* Begin Record set *

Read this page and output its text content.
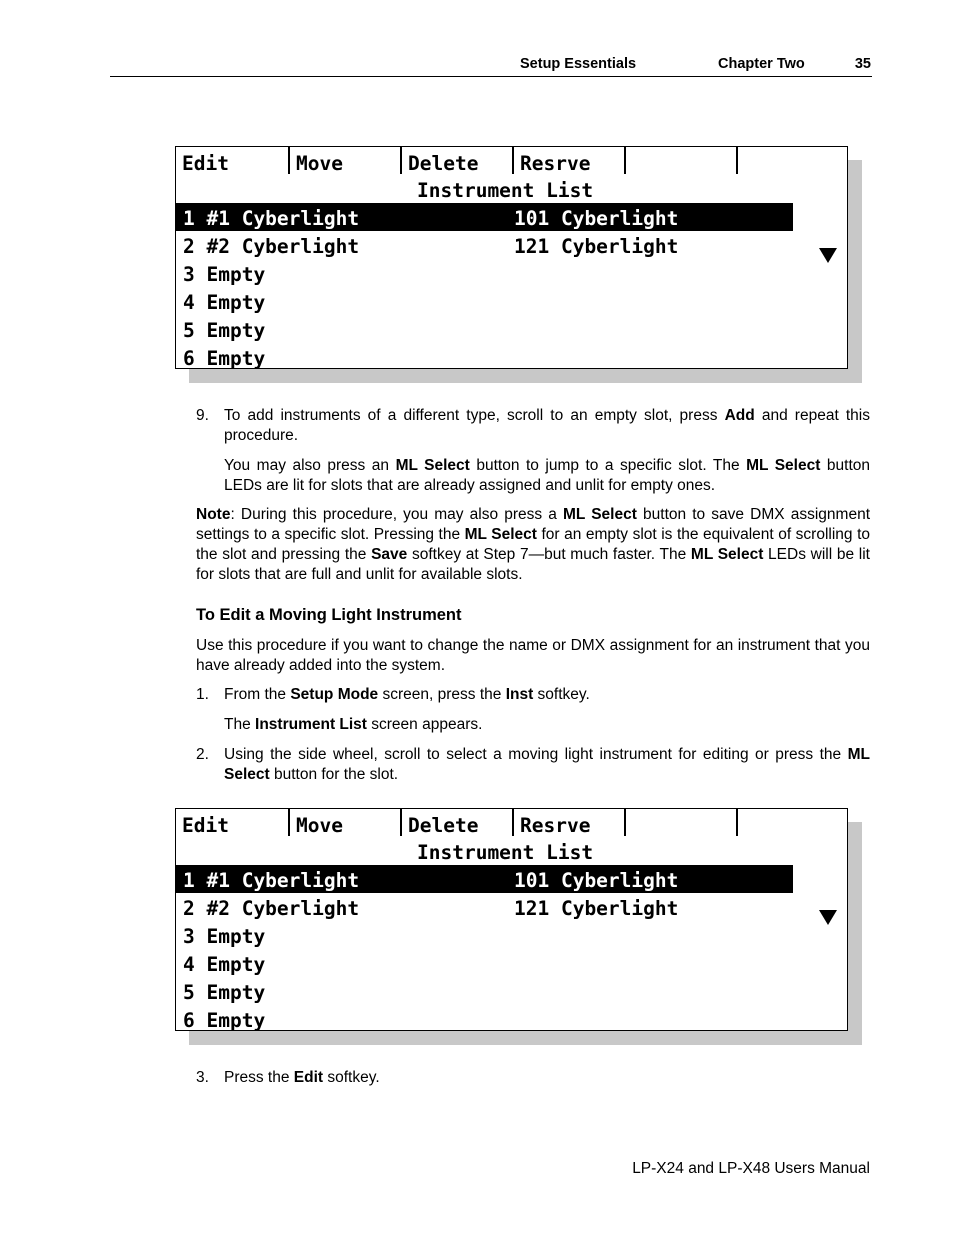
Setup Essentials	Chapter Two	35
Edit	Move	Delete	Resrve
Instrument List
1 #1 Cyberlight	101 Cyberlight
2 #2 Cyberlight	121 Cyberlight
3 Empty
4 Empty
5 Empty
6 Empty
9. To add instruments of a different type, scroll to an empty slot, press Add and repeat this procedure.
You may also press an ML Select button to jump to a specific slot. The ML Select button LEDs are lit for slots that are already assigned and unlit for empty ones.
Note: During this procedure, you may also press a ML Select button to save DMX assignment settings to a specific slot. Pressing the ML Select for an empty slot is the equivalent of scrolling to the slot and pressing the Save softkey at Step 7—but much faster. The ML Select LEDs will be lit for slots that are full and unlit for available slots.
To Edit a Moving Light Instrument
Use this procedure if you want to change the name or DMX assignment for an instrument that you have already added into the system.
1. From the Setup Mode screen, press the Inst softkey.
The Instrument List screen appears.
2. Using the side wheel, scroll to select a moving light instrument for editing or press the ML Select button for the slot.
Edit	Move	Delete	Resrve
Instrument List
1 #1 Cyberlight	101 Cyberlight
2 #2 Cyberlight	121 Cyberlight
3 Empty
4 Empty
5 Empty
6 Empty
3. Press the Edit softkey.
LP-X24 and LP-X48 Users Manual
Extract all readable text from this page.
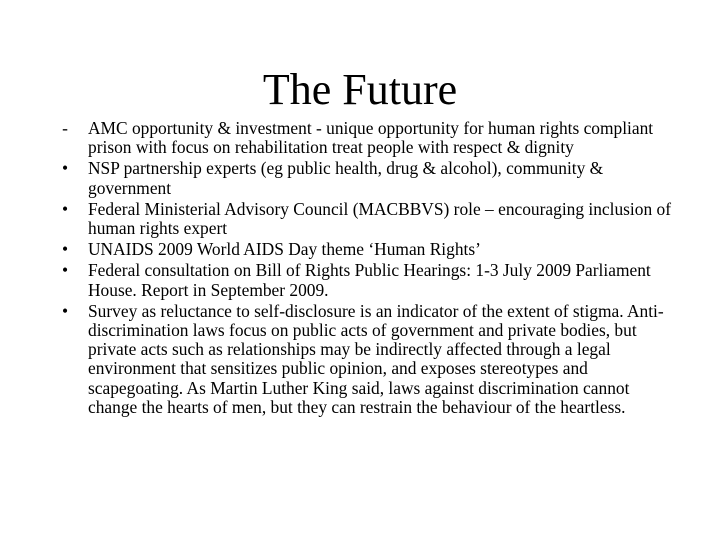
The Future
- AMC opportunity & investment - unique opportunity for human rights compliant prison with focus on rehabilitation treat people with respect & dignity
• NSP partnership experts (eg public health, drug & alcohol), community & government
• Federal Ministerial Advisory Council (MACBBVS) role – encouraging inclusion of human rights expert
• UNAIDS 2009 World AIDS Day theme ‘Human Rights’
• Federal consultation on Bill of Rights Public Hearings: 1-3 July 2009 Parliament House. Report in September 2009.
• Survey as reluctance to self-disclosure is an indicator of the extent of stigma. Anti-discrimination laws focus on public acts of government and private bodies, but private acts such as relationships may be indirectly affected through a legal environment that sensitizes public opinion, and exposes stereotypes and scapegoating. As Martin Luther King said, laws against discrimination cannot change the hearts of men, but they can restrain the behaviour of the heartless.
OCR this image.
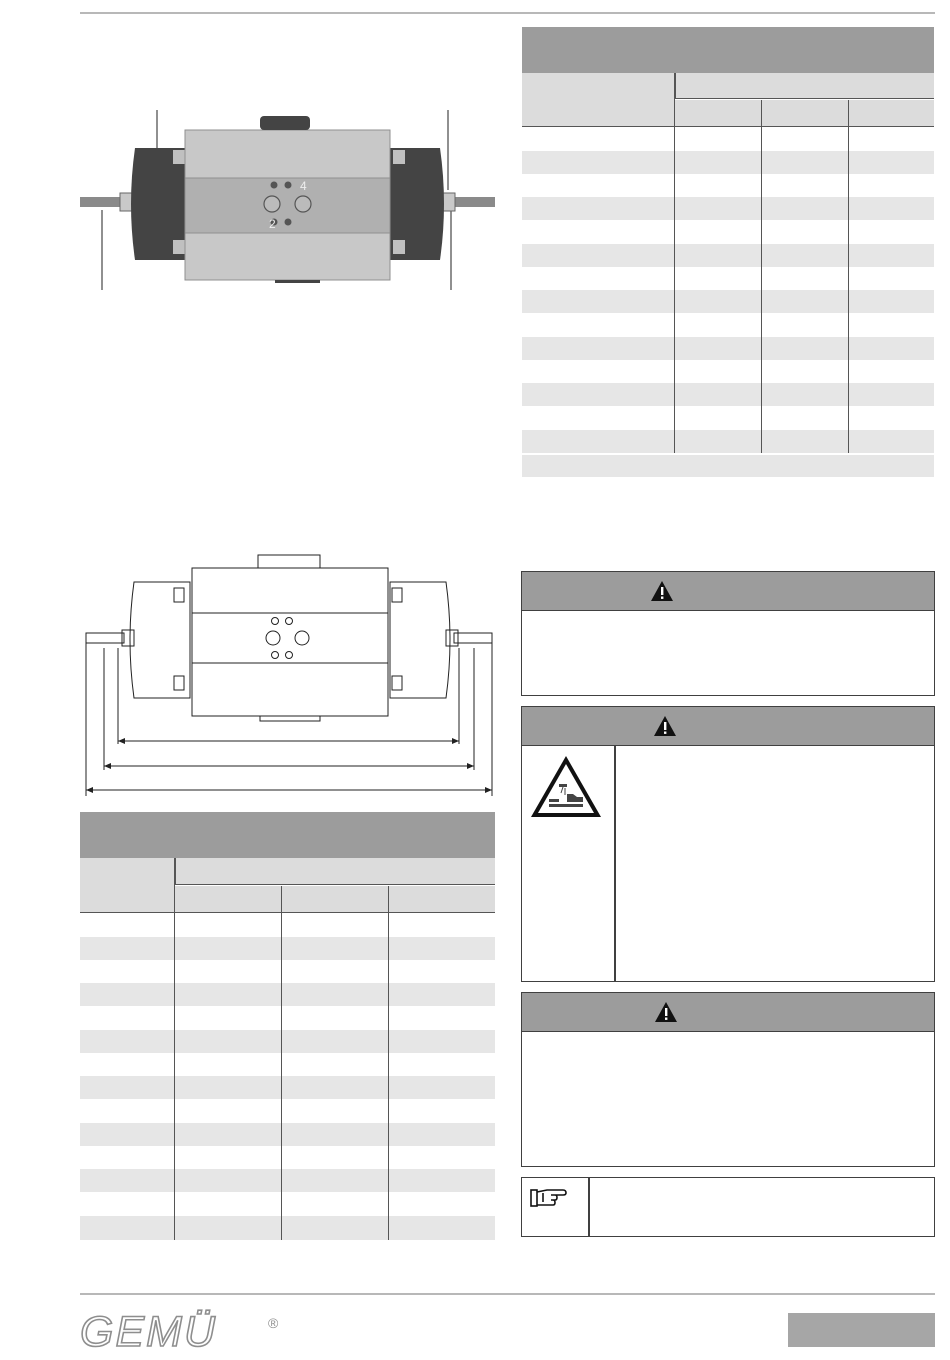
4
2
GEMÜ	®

* End Record set *

→ Set exercise
Show every line from the entries above in which "Federal" appears.

→ Solution
• Federal Ministerial Advisory Council (MACBBVS) role – encouraging inclusion of human rights expert
• Federal consultation on Bill of Rights Public Hearings: 1-3 July 2009 Parliament House. Report in September 2009.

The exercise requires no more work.